From the entries below, please gather each line containing the string "fill".

*Data supplied*.
begin

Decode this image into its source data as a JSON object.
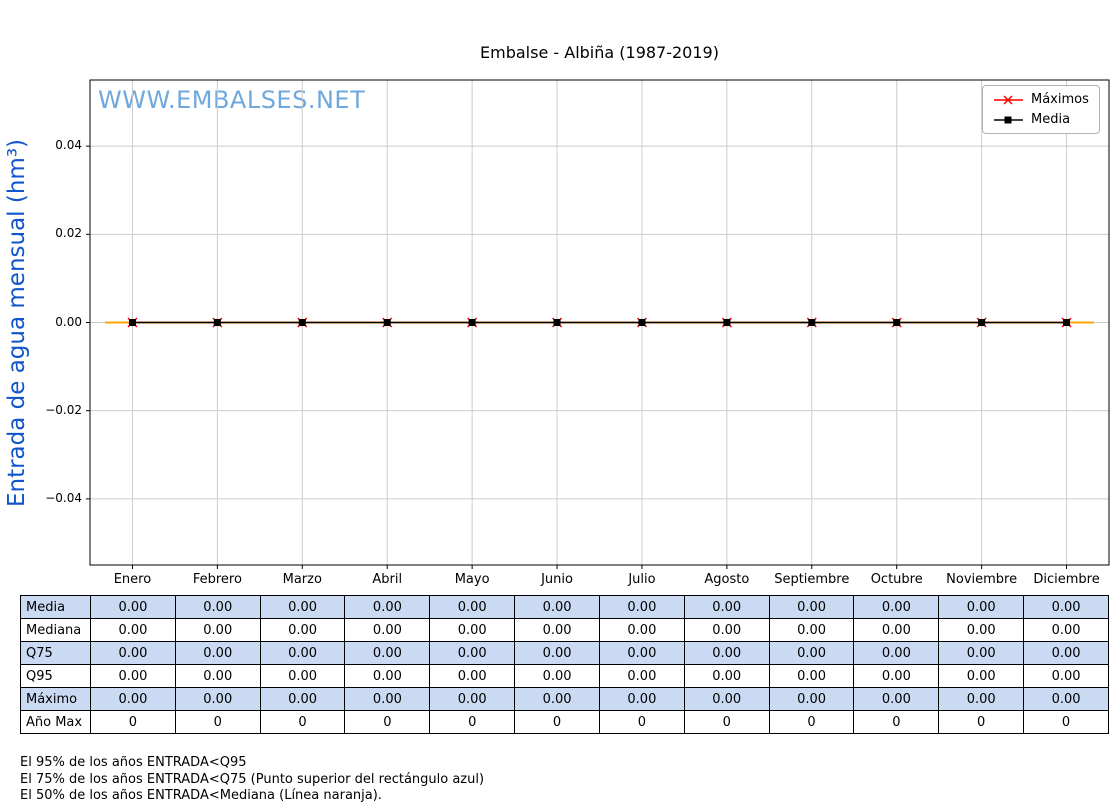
{
  "watermark": "WWW.EMBALSES.NET",
  "colors": {
    "watermark": "#6fa8dc",
    "ylabel": "#1155cc",
    "grid": "#cccccc",
    "axis": "#000000",
    "table_row_highlight": "#c9daf2",
    "mediana_line": "#ffa500",
    "maximos_line": "#ff0000",
    "media_line": "#000000"
  },
  "legend": {
    "items": [
      {
        "label": "Máximos",
        "color": "#ff0000",
        "marker": "x"
      },
      {
        "label": "Media",
        "color": "#000000",
        "marker": "square"
      }
    ]
  },
  "chart_data": {
    "type": "line",
    "title": "Embalse - Albiña (1987-2019)",
    "xlabel": "",
    "ylabel": "Entrada de agua mensual (hm³)",
    "categories": [
      "Enero",
      "Febrero",
      "Marzo",
      "Abril",
      "Mayo",
      "Junio",
      "Julio",
      "Agosto",
      "Septiembre",
      "Octubre",
      "Noviembre",
      "Diciembre"
    ],
    "series": [
      {
        "name": "Máximos",
        "color": "#ff0000",
        "marker": "x",
        "values": [
          0,
          0,
          0,
          0,
          0,
          0,
          0,
          0,
          0,
          0,
          0,
          0
        ]
      },
      {
        "name": "Media",
        "color": "#000000",
        "marker": "square",
        "values": [
          0,
          0,
          0,
          0,
          0,
          0,
          0,
          0,
          0,
          0,
          0,
          0
        ]
      },
      {
        "name": "Mediana",
        "color": "#ffa500",
        "marker": "none",
        "values": [
          0,
          0,
          0,
          0,
          0,
          0,
          0,
          0,
          0,
          0,
          0,
          0
        ]
      }
    ],
    "ylim": [
      -0.055,
      0.055
    ],
    "yticks": [
      {
        "value": 0.04,
        "label": "0.04"
      },
      {
        "value": 0.02,
        "label": "0.02"
      },
      {
        "value": 0.0,
        "label": "0.00"
      },
      {
        "value": -0.02,
        "label": "−0.02"
      },
      {
        "value": -0.04,
        "label": "−0.04"
      }
    ],
    "grid": true,
    "legend_position": "top-right"
  },
  "table": {
    "row_headers": [
      "Media",
      "Mediana",
      "Q75",
      "Q95",
      "Máximo",
      "Año Max"
    ],
    "rows": [
      [
        "0.00",
        "0.00",
        "0.00",
        "0.00",
        "0.00",
        "0.00",
        "0.00",
        "0.00",
        "0.00",
        "0.00",
        "0.00",
        "0.00"
      ],
      [
        "0.00",
        "0.00",
        "0.00",
        "0.00",
        "0.00",
        "0.00",
        "0.00",
        "0.00",
        "0.00",
        "0.00",
        "0.00",
        "0.00"
      ],
      [
        "0.00",
        "0.00",
        "0.00",
        "0.00",
        "0.00",
        "0.00",
        "0.00",
        "0.00",
        "0.00",
        "0.00",
        "0.00",
        "0.00"
      ],
      [
        "0.00",
        "0.00",
        "0.00",
        "0.00",
        "0.00",
        "0.00",
        "0.00",
        "0.00",
        "0.00",
        "0.00",
        "0.00",
        "0.00"
      ],
      [
        "0.00",
        "0.00",
        "0.00",
        "0.00",
        "0.00",
        "0.00",
        "0.00",
        "0.00",
        "0.00",
        "0.00",
        "0.00",
        "0.00"
      ],
      [
        "0",
        "0",
        "0",
        "0",
        "0",
        "0",
        "0",
        "0",
        "0",
        "0",
        "0",
        "0"
      ]
    ]
  },
  "footnotes": [
    "El 95% de los años ENTRADA<Q95",
    "El 75% de los años ENTRADA<Q75 (Punto superior del rectángulo azul)",
    "El 50% de los años ENTRADA<Mediana (Línea naranja)."
  ]
}
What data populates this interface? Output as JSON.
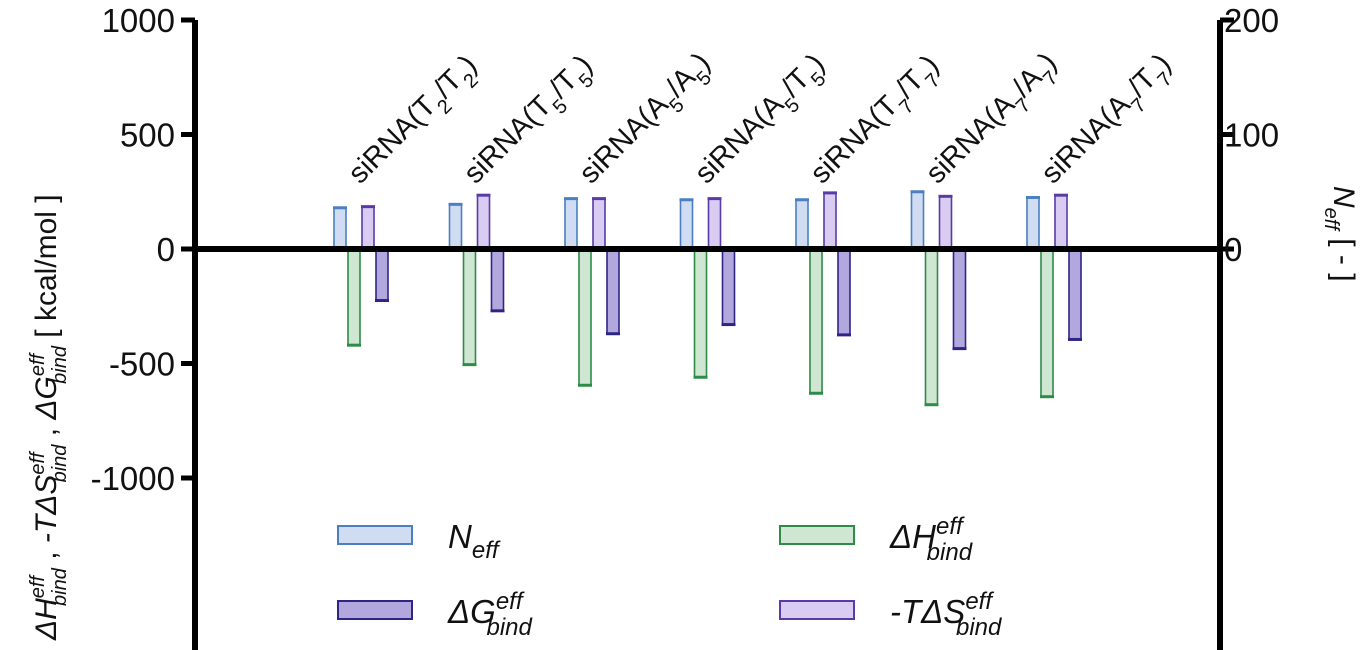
{
  "chart_data": {
    "type": "bar",
    "categories": [
      {
        "base": "siRNA(",
        "s1": "2",
        "mid": "/",
        "s2": "2",
        "end": ")",
        "a": "T",
        "b": "T"
      },
      {
        "base": "siRNA(",
        "s1": "5",
        "mid": "/",
        "s2": "5",
        "end": ")",
        "a": "T",
        "b": "T"
      },
      {
        "base": "siRNA(",
        "s1": "5",
        "mid": "/",
        "s2": "5",
        "end": ")",
        "a": "A",
        "b": "A"
      },
      {
        "base": "siRNA(",
        "s1": "5",
        "mid": "/",
        "s2": "5",
        "end": ")",
        "a": "A",
        "b": "T"
      },
      {
        "base": "siRNA(",
        "s1": "7",
        "mid": "/",
        "s2": "7",
        "end": ")",
        "a": "T",
        "b": "T"
      },
      {
        "base": "siRNA(",
        "s1": "7",
        "mid": "/",
        "s2": "7",
        "end": ")",
        "a": "A",
        "b": "A"
      },
      {
        "base": "siRNA(",
        "s1": "7",
        "mid": "/",
        "s2": "7",
        "end": ")",
        "a": "A",
        "b": "T"
      }
    ],
    "category_labels": [
      "siRNA(T2/T2)",
      "siRNA(T5/T5)",
      "siRNA(A5/A5)",
      "siRNA(A5/T5)",
      "siRNA(T7/T7)",
      "siRNA(A7/A7)",
      "siRNA(A7/T7)"
    ],
    "series": [
      {
        "key": "neff",
        "name": "N_eff",
        "axis": "right",
        "values": [
          36,
          39,
          44,
          43,
          43,
          50,
          45
        ],
        "fill": "#cfdcf2",
        "stroke": "#4a7fc1"
      },
      {
        "key": "dH",
        "name": "ΔH_bind^eff",
        "axis": "left",
        "values": [
          -420,
          -505,
          -595,
          -560,
          -630,
          -680,
          -645
        ],
        "fill": "#cfe6d3",
        "stroke": "#2e8b48"
      },
      {
        "key": "TdS",
        "name": "-TΔS_bind^eff",
        "axis": "left",
        "values": [
          185,
          235,
          220,
          220,
          245,
          230,
          235
        ],
        "fill": "#d8ccf3",
        "stroke": "#5a3aa6"
      },
      {
        "key": "dG",
        "name": "ΔG_bind^eff",
        "axis": "left",
        "values": [
          -225,
          -270,
          -370,
          -330,
          -375,
          -435,
          -395
        ],
        "fill": "#b2a8de",
        "stroke": "#2e2585"
      }
    ],
    "left_axis": {
      "label_parts": {
        "dH": "ΔH",
        "tds": "-TΔS",
        "dG": "ΔG",
        "sup": "eff",
        "sub": "bind",
        "sep": " , ",
        "unit": "[ kcal/mol ]"
      },
      "ylim": [
        -1700,
        1000
      ],
      "ticks": [
        1000,
        500,
        0,
        -500,
        -1000
      ],
      "tick_labels": [
        "1000",
        "500",
        "0",
        "-500",
        "-1000"
      ]
    },
    "right_axis": {
      "label_parts": {
        "main": "N",
        "sub": "eff",
        "unit": "[ - ]"
      },
      "ylim": [
        -340,
        200
      ],
      "ticks": [
        200,
        100,
        0
      ],
      "tick_labels": [
        "200",
        "100",
        "0"
      ]
    },
    "legend": {
      "placement": "bottom",
      "items": [
        {
          "series": "neff",
          "main": "N",
          "sub": "eff",
          "sup": ""
        },
        {
          "series": "dH",
          "main": "ΔH",
          "sub": "bind",
          "sup": "eff"
        },
        {
          "series": "dG",
          "main": "ΔG",
          "sub": "bind",
          "sup": "eff"
        },
        {
          "series": "TdS",
          "main": "-TΔS",
          "sub": "bind",
          "sup": "eff"
        }
      ]
    },
    "grid": false
  }
}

end

*Answer to the exercise*.
        "fill": "#cfdcf2",
        "fill": "#cfe6d3",
        "fill": "#d8ccf3",
        "fill": "#b2a8de",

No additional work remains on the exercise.